# REQUIREMENTS
An exact reproduction of the records is required, with all images left out.
◇ ◇ ◇ ◇ ◇ ◇ ◇
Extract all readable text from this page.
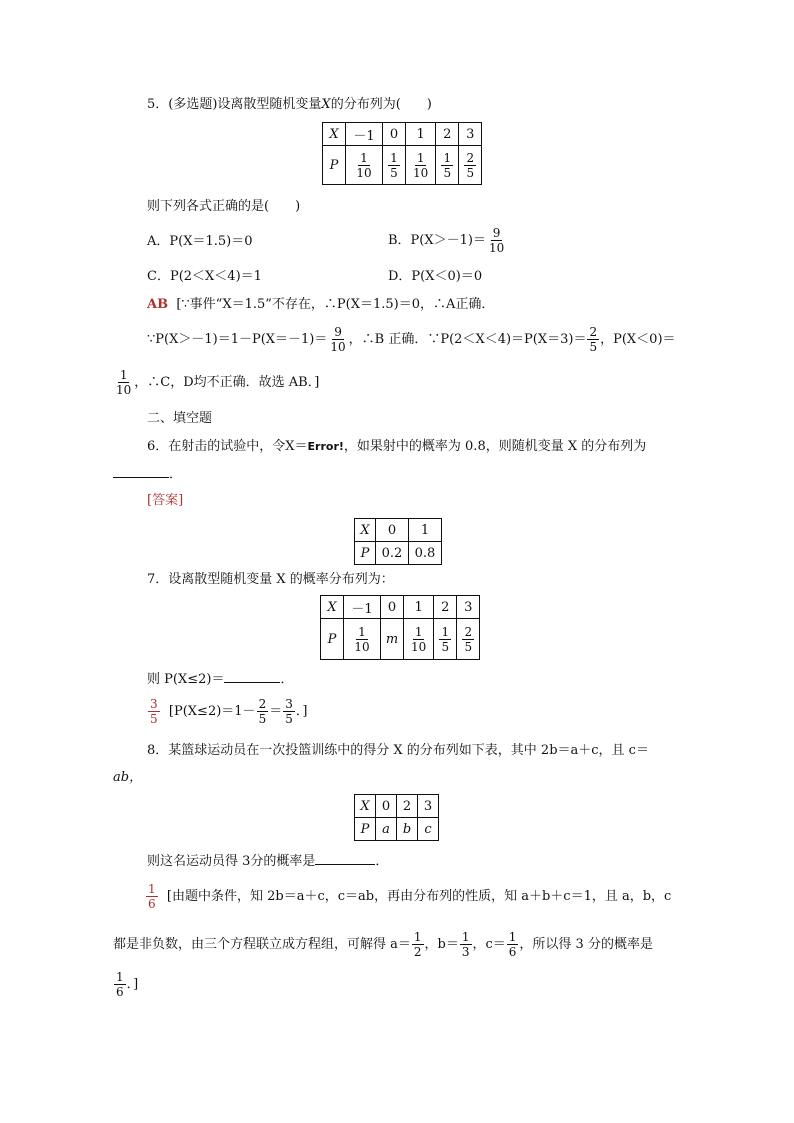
5．(多选题)设离散型随机变量X的分布列为(　　)
X	－1	0	1	2	3
P	$\frac{1}{10}$	$\frac{1}{5}$	$\frac{1}{10}$	$\frac{1}{5}$	$\frac{2}{5}$
则下列各式正确的是(　　)
A．P(X＝1.5)＝0	B．$P(X>-1)= \frac{9}{10}$
C．P(2＜X＜4)＝1	D．P(X＜0)＝0
AB [∵事件“X＝1.5”不存在，∴P(X＝1.5)＝0，∴A正确．
∵P(X＞－1)＝1－P(X＝－1)＝ $\frac{9}{10}$ ，∴B 正确．∵P(2＜X＜4)＝P(X＝3)＝ $\frac{2}{5}$ ，P(X＜0)＝
$\frac{1}{10}$ ，∴C，D均不正确．故选 AB．]
二、填空题
6．在射击的试验中，令X＝Error!，如果射中的概率为 0.8，则随机变量 X 的分布列为
．
[答案]
X	0	1
P	0.2	0.8
7．设离散型随机变量 X 的概率分布列为：
X	－1	0	1	2	3
P	$\frac{1}{10}$	m	$\frac{1}{10}$	$\frac{1}{5}$	$\frac{2}{5}$
则 P(X≤2)＝	．
$\frac{3}{5} [P(X\le 2)=1- \frac{2}{5} = \frac{3}{5}$ ．]
8．某篮球运动员在一次投篮训练中的得分 X 的分布列如下表，其中 2b＝a＋c，且 c＝
ab，
X	0	2	3
P	a	b	c
则这名运动员得 3分的概率是	．
$\frac{1}{6}$ [由题中条件，知 2b＝a＋c，c＝ab，再由分布列的性质，知 a＋b＋c＝1，且 a，b，c
都是非负数，由三个方程联立成方程组，可解得 $a= \frac{1}{2}$ ，$b= \frac{1}{3}$ ，$c= \frac{1}{6}$ ，所以得 3 分的概率是
$\frac{1}{6}$ ．]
◇ ◇ ◇ ◇ ◇ ◇ ◇
# TASK SOLUTION
Extract all readable text from this page.
5．(多选题)设离散型随机变量X的分布列为(　　)
X	－1	0	1	2	3
P	$\frac{1}{10}$	$\frac{1}{5}$	$\frac{1}{10}$	$\frac{1}{5}$	$\frac{2}{5}$
则下列各式正确的是(　　)
A．P(X＝1.5)＝0	B．$P(X>-1)= \frac{9}{10}$
C．P(2＜X＜4)＝1	D．P(X＜0)＝0
AB [∵事件“X＝1.5”不存在，∴P(X＝1.5)＝0，∴A正确．
∵P(X＞－1)＝1－P(X＝－1)＝ $\frac{9}{10}$ ，∴B 正确．∵P(2＜X＜4)＝P(X＝3)＝ $\frac{2}{5}$ ，P(X＜0)＝
$\frac{1}{10}$ ，∴C，D均不正确．故选 AB．]
二、填空题
6．在射击的试验中，令X＝Error!，如果射中的概率为 0.8，则随机变量 X 的分布列为
．
[答案]
X	0	1
P	0.2	0.8
7．设离散型随机变量 X 的概率分布列为：
X	－1	0	1	2	3
P	$\frac{1}{10}$	m	$\frac{1}{10}$	$\frac{1}{5}$	$\frac{2}{5}$
则 P(X≤2)＝	．
$\frac{3}{5} [P(X\le 2)=1- \frac{2}{5} = \frac{3}{5}$ ．]
8．某篮球运动员在一次投篮训练中的得分 X 的分布列如下表，其中 2b＝a＋c，且 c＝
ab，
X	0	2	3
P	a	b	c
则这名运动员得 3分的概率是	．
$\frac{1}{6}$ [由题中条件，知 2b＝a＋c，c＝ab，再由分布列的性质，知 a＋b＋c＝1，且 a，b，c
都是非负数，由三个方程联立成方程组，可解得 $a= \frac{1}{2}$ ，$b= \frac{1}{3}$ ，$c= \frac{1}{6}$ ，所以得 3 分的概率是
$\frac{1}{6}$ ．]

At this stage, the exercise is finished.